━━━━━ MATERIAL FOR THIS TASK ━━━━━

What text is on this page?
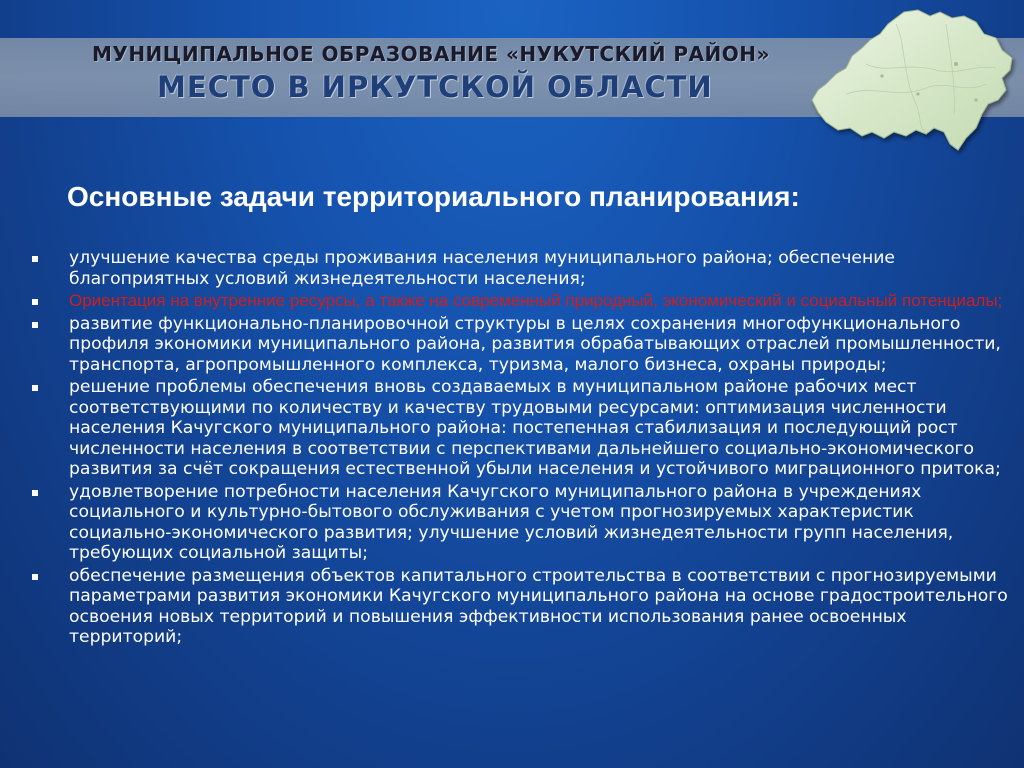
МУНИЦИПАЛЬНОЕ ОБРАЗОВАНИЕ «НУКУТСКИЙ РАЙОН»
МЕСТО В ИРКУТСКОЙ ОБЛАСТИ
Основные задачи территориального планирования:
улучшение качества среды проживания населения муниципального района; обеспечение благоприятных условий жизнедеятельности населения;
Ориентация на внутренние ресурсы, а также на современный природный, экономический и социальный потенциалы;
развитие функционально-планировочной структуры в целях сохранения многофункционального профиля экономики муниципального района, развития обрабатывающих отраслей промышленности, транспорта, агропромышленного комплекса, туризма, малого бизнеса, охраны природы;
решение проблемы обеспечения вновь создаваемых в муниципальном районе рабочих мест соответствующими по количеству и качеству трудовыми ресурсами: оптимизация численности населения Качугского муниципального района: постепенная стабилизация и последующий рост численности населения в соответствии с перспективами дальнейшего социально-экономического развития за счёт сокращения естественной убыли населения и устойчивого миграционного притока;
удовлетворение потребности населения Качугского муниципального района в учреждениях социального и культурно-бытового обслуживания с учетом прогнозируемых характеристик социально-экономического развития; улучшение условий жизнедеятельности групп населения, требующих социальной защиты;
обеспечение размещения объектов капитального строительства в соответствии с прогнозируемыми параметрами развития экономики Качугского муниципального района на основе градостроительного освоения новых территорий и повышения эффективности использования ранее освоенных территорий;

━━━━━

__EXERCISE DESCRIPTION__: Which lines include the word "условий"? Copy every one of them.

__RESULT OF THE EXERCISE__:
улучшение качества среды проживания населения муниципального района; обеспечение благоприятных условий жизнедеятельности населения;
удовлетворение потребности населения Качугского муниципального района в учреждениях социального и культурно-бытового обслуживания с учетом прогнозируемых характеристик социально-экономического развития; улучшение условий жизнедеятельности групп населения, требующих социальной защиты;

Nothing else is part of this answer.